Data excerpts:
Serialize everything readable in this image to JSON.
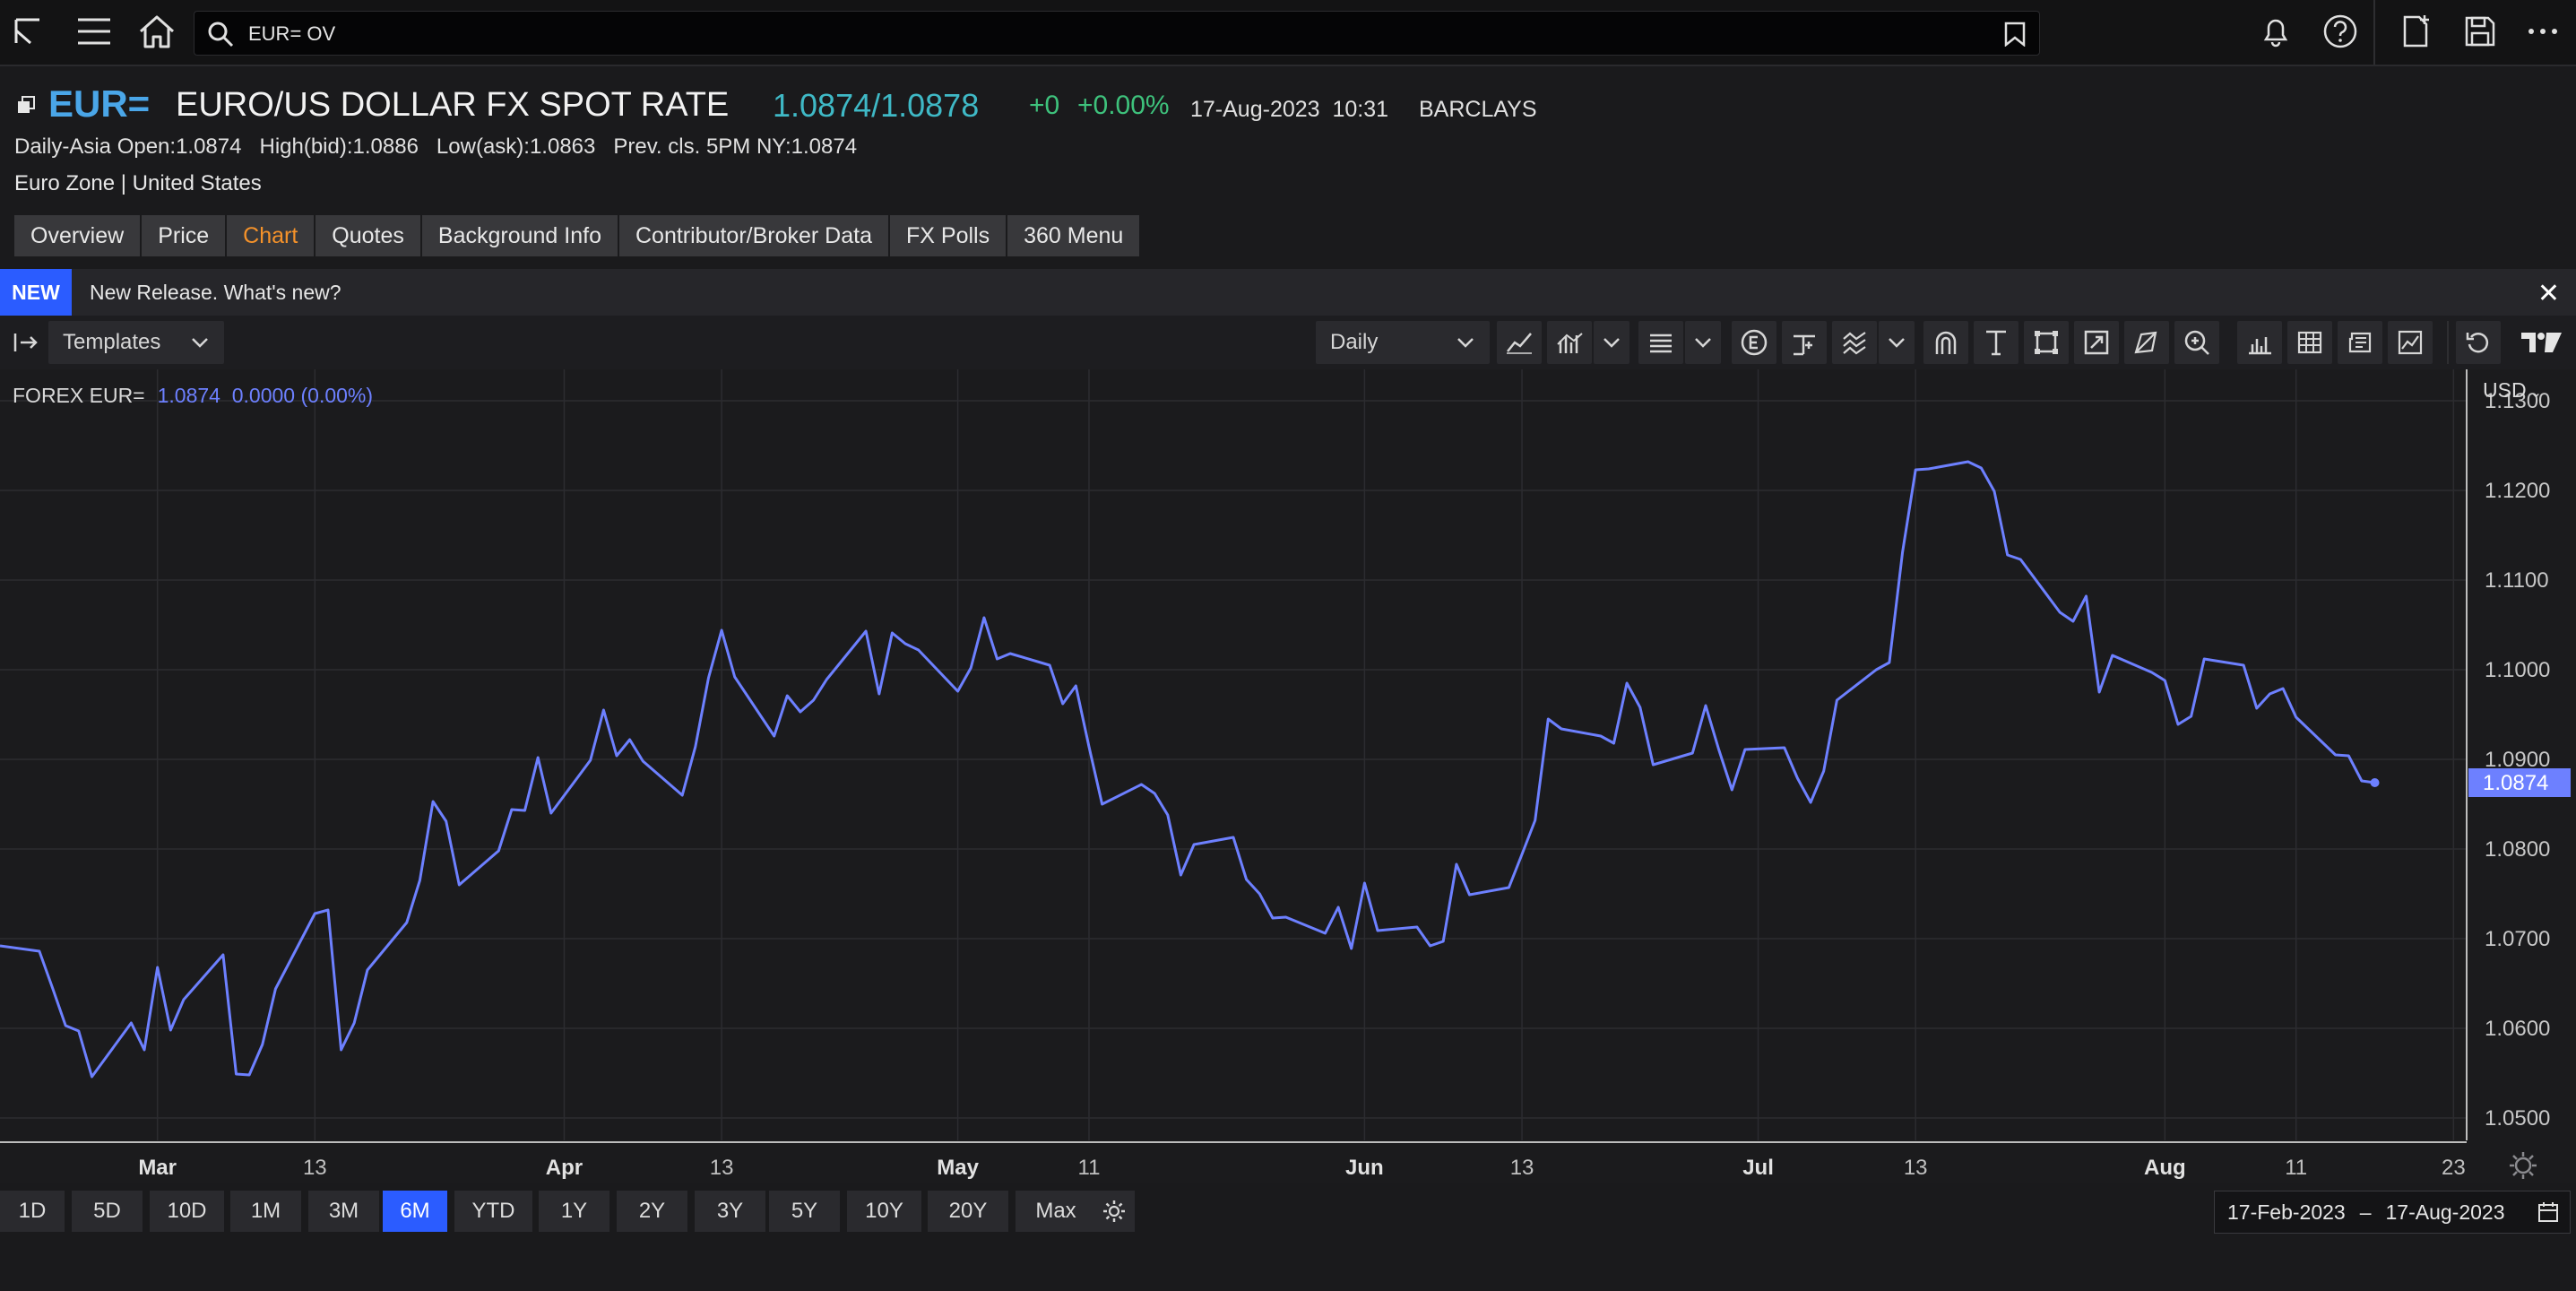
{
  "topbar": {
    "search_value": "EUR= OV"
  },
  "header": {
    "ric": "EUR=",
    "name": "EURO/US DOLLAR FX SPOT RATE",
    "bid_ask": "1.0874/1.0878",
    "change": "+0",
    "change_pct": "+0.00%",
    "datetime": "17-Aug-2023  10:31",
    "contributor": "BARCLAYS",
    "ohlc_line": "Daily-Asia Open:1.0874   High(bid):1.0886   Low(ask):1.0863   Prev. cls. 5PM NY:1.0874",
    "region": "Euro Zone | United States"
  },
  "tabs": [
    {
      "label": "Overview"
    },
    {
      "label": "Price"
    },
    {
      "label": "Chart",
      "active": true
    },
    {
      "label": "Quotes"
    },
    {
      "label": "Background Info"
    },
    {
      "label": "Contributor/Broker Data"
    },
    {
      "label": "FX Polls"
    },
    {
      "label": "360 Menu"
    }
  ],
  "banner": {
    "badge": "NEW",
    "text": "New Release. What's new?",
    "close": "✕"
  },
  "toolbar": {
    "templates_label": "Templates",
    "interval_label": "Daily"
  },
  "colors": {
    "line": "#6d80ff",
    "accent": "#2b5cff",
    "active_tab": "#f5922a",
    "up": "#3ec27c",
    "price": "#3fb9c6",
    "ric": "#4aa6e8"
  },
  "chart_data": {
    "type": "line",
    "series_label": "FOREX EUR=",
    "series_value": "1.0874  0.0000 (0.00%)",
    "currency": "USD",
    "last_value_label": "1.0874",
    "ylim": [
      1.0475,
      1.1335
    ],
    "yticks": [
      1.05,
      1.06,
      1.07,
      1.08,
      1.09,
      1.1,
      1.11,
      1.12,
      1.13
    ],
    "ytick_labels": [
      "1.0500",
      "1.0600",
      "1.0700",
      "1.0800",
      "1.0900",
      "1.1000",
      "1.1100",
      "1.1200",
      "1.1300"
    ],
    "x_range": [
      "2023-02-17",
      "2023-08-24"
    ],
    "xticks": [
      {
        "date": "2023-03-01",
        "label": "Mar",
        "major": true
      },
      {
        "date": "2023-03-13",
        "label": "13",
        "major": false
      },
      {
        "date": "2023-04-01",
        "label": "Apr",
        "major": true
      },
      {
        "date": "2023-04-13",
        "label": "13",
        "major": false
      },
      {
        "date": "2023-05-01",
        "label": "May",
        "major": true
      },
      {
        "date": "2023-05-11",
        "label": "11",
        "major": false
      },
      {
        "date": "2023-06-01",
        "label": "Jun",
        "major": true
      },
      {
        "date": "2023-06-13",
        "label": "13",
        "major": false
      },
      {
        "date": "2023-07-01",
        "label": "Jul",
        "major": true
      },
      {
        "date": "2023-07-13",
        "label": "13",
        "major": false
      },
      {
        "date": "2023-08-01",
        "label": "Aug",
        "major": true
      },
      {
        "date": "2023-08-11",
        "label": "11",
        "major": false
      },
      {
        "date": "2023-08-23",
        "label": "23",
        "major": false
      }
    ],
    "series": [
      {
        "name": "FOREX EUR=",
        "x": [
          "2023-02-17",
          "2023-02-20",
          "2023-02-21",
          "2023-02-22",
          "2023-02-23",
          "2023-02-24",
          "2023-02-27",
          "2023-02-28",
          "2023-03-01",
          "2023-03-02",
          "2023-03-03",
          "2023-03-06",
          "2023-03-07",
          "2023-03-08",
          "2023-03-09",
          "2023-03-10",
          "2023-03-13",
          "2023-03-14",
          "2023-03-15",
          "2023-03-16",
          "2023-03-17",
          "2023-03-20",
          "2023-03-21",
          "2023-03-22",
          "2023-03-23",
          "2023-03-24",
          "2023-03-27",
          "2023-03-28",
          "2023-03-29",
          "2023-03-30",
          "2023-03-31",
          "2023-04-03",
          "2023-04-04",
          "2023-04-05",
          "2023-04-06",
          "2023-04-07",
          "2023-04-10",
          "2023-04-11",
          "2023-04-12",
          "2023-04-13",
          "2023-04-14",
          "2023-04-17",
          "2023-04-18",
          "2023-04-19",
          "2023-04-20",
          "2023-04-21",
          "2023-04-24",
          "2023-04-25",
          "2023-04-26",
          "2023-04-27",
          "2023-04-28",
          "2023-05-01",
          "2023-05-02",
          "2023-05-03",
          "2023-05-04",
          "2023-05-05",
          "2023-05-08",
          "2023-05-09",
          "2023-05-10",
          "2023-05-11",
          "2023-05-12",
          "2023-05-15",
          "2023-05-16",
          "2023-05-17",
          "2023-05-18",
          "2023-05-19",
          "2023-05-22",
          "2023-05-23",
          "2023-05-24",
          "2023-05-25",
          "2023-05-26",
          "2023-05-29",
          "2023-05-30",
          "2023-05-31",
          "2023-06-01",
          "2023-06-02",
          "2023-06-05",
          "2023-06-06",
          "2023-06-07",
          "2023-06-08",
          "2023-06-09",
          "2023-06-12",
          "2023-06-13",
          "2023-06-14",
          "2023-06-15",
          "2023-06-16",
          "2023-06-19",
          "2023-06-20",
          "2023-06-21",
          "2023-06-22",
          "2023-06-23",
          "2023-06-26",
          "2023-06-27",
          "2023-06-28",
          "2023-06-29",
          "2023-06-30",
          "2023-07-03",
          "2023-07-04",
          "2023-07-05",
          "2023-07-06",
          "2023-07-07",
          "2023-07-10",
          "2023-07-11",
          "2023-07-12",
          "2023-07-13",
          "2023-07-14",
          "2023-07-17",
          "2023-07-18",
          "2023-07-19",
          "2023-07-20",
          "2023-07-21",
          "2023-07-24",
          "2023-07-25",
          "2023-07-26",
          "2023-07-27",
          "2023-07-28",
          "2023-07-31",
          "2023-08-01",
          "2023-08-02",
          "2023-08-03",
          "2023-08-04",
          "2023-08-07",
          "2023-08-08",
          "2023-08-09",
          "2023-08-10",
          "2023-08-11",
          "2023-08-14",
          "2023-08-15",
          "2023-08-16",
          "2023-08-17"
        ],
        "values": [
          1.0692,
          1.0686,
          1.0645,
          1.0603,
          1.0597,
          1.0546,
          1.0606,
          1.0576,
          1.0668,
          1.0598,
          1.0632,
          1.0682,
          1.0549,
          1.0548,
          1.0582,
          1.0644,
          1.0728,
          1.0732,
          1.0576,
          1.0606,
          1.0665,
          1.0718,
          1.0765,
          1.0853,
          1.0831,
          1.076,
          1.0798,
          1.0844,
          1.0843,
          1.0902,
          1.084,
          1.0899,
          1.0955,
          1.0904,
          1.0922,
          1.0898,
          1.086,
          1.0914,
          1.0991,
          1.1044,
          1.0992,
          1.0926,
          1.0971,
          1.0953,
          1.0966,
          1.0989,
          1.1043,
          1.0973,
          1.1041,
          1.1029,
          1.1022,
          1.0976,
          1.1002,
          1.1058,
          1.1012,
          1.1018,
          1.1005,
          1.0962,
          1.0982,
          1.0914,
          1.085,
          1.0872,
          1.0862,
          1.0838,
          1.0771,
          1.0805,
          1.0813,
          1.0766,
          1.075,
          1.0723,
          1.0724,
          1.0706,
          1.0735,
          1.0689,
          1.0762,
          1.0709,
          1.0713,
          1.0692,
          1.0697,
          1.0783,
          1.0749,
          1.0757,
          1.0794,
          1.0832,
          1.0945,
          1.0934,
          1.0926,
          1.0918,
          1.0985,
          1.0958,
          1.0894,
          1.0907,
          1.096,
          1.0911,
          1.0866,
          1.0911,
          1.0913,
          1.0879,
          1.0852,
          1.0887,
          1.0966,
          1.1,
          1.1008,
          1.1131,
          1.1223,
          1.1224,
          1.1232,
          1.1225,
          1.1199,
          1.1128,
          1.1123,
          1.1064,
          1.1054,
          1.1082,
          1.0975,
          1.1016,
          1.0997,
          1.0988,
          1.0939,
          1.0948,
          1.1012,
          1.1005,
          1.0957,
          1.0973,
          1.0979,
          1.0947,
          1.0905,
          1.0904,
          1.0876,
          1.0874
        ]
      }
    ]
  },
  "range_buttons": [
    {
      "label": "1D"
    },
    {
      "label": "5D"
    },
    {
      "label": "10D"
    },
    {
      "label": "1M"
    },
    {
      "label": "3M"
    },
    {
      "label": "6M",
      "active": true
    },
    {
      "label": "YTD"
    },
    {
      "label": "1Y"
    },
    {
      "label": "2Y"
    },
    {
      "label": "3Y"
    },
    {
      "label": "5Y"
    },
    {
      "label": "10Y"
    },
    {
      "label": "20Y"
    },
    {
      "label": "Max"
    }
  ],
  "date_range": {
    "from": "17-Feb-2023",
    "sep": "–",
    "to": "17-Aug-2023"
  }
}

» **GIVEN EXERCISE**
Wherever a line in the data above holds "name", copy that line.

» **EXERCISE ANSWER**
    "name": "EURO/US DOLLAR FX SPOT RATE",
        "name": "FOREX EUR=",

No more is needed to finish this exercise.